▸ **DIRECTION**:
Say how many lines contain "name", using only the number.

+++ RAW RECORDS +++

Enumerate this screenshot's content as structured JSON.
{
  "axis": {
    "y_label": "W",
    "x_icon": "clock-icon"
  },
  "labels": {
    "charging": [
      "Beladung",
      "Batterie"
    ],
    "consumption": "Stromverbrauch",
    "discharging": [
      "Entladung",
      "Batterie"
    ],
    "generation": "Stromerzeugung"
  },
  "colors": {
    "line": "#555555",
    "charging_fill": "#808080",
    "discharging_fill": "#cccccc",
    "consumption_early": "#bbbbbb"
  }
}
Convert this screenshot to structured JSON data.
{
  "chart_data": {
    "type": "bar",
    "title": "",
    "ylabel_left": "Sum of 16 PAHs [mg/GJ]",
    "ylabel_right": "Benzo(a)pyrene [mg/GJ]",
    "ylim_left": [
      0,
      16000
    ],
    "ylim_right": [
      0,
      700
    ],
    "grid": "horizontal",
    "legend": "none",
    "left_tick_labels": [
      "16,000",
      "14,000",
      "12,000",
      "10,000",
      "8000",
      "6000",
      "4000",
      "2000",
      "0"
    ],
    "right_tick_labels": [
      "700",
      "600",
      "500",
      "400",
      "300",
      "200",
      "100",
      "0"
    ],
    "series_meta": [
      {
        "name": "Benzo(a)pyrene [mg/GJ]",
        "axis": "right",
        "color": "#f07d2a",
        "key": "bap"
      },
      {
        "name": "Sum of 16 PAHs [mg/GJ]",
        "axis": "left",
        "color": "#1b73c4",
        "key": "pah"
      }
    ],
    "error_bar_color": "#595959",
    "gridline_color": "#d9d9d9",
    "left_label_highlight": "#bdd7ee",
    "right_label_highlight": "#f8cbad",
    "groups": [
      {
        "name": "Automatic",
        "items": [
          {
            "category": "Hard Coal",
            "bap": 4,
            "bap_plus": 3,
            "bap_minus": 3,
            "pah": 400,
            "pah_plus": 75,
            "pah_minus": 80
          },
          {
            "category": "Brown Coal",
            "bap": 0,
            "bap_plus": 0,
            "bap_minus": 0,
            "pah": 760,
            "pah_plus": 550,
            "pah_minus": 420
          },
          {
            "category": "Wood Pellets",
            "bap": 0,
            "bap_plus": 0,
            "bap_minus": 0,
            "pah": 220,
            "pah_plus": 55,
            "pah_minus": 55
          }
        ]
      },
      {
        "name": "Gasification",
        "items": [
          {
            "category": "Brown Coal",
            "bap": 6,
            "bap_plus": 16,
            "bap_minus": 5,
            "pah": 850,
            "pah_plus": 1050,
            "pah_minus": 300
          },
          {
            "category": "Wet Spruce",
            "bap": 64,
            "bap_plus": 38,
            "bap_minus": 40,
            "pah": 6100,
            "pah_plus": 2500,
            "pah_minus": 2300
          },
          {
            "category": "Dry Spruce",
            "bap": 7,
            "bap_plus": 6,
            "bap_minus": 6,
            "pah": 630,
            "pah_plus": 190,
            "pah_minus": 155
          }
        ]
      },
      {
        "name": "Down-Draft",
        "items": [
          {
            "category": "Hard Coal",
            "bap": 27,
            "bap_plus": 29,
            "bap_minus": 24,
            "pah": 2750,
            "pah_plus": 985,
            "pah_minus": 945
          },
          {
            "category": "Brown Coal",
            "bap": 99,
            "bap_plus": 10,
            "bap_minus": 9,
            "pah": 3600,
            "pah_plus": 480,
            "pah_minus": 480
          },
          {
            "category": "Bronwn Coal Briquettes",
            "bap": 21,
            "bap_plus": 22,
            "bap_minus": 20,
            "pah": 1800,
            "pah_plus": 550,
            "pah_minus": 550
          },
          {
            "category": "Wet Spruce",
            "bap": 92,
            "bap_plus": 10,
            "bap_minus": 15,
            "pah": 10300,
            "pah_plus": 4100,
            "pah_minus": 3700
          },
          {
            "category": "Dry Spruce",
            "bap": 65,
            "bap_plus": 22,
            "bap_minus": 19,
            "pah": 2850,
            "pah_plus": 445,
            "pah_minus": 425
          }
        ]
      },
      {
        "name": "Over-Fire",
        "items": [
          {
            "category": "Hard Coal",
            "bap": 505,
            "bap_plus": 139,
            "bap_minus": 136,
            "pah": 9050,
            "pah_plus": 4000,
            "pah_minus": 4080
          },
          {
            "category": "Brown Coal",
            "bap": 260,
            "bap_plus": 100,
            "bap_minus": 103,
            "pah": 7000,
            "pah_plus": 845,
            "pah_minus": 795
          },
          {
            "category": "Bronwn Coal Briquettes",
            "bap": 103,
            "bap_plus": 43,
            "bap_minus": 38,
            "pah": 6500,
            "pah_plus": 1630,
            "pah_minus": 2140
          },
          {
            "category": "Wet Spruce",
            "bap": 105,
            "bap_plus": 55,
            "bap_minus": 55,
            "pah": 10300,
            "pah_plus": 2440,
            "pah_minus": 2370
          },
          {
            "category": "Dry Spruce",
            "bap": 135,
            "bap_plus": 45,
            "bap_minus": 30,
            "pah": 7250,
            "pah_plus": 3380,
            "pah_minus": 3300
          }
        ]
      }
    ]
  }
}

+++

▸ **ANSWER TO THIS EXERCISE**:
6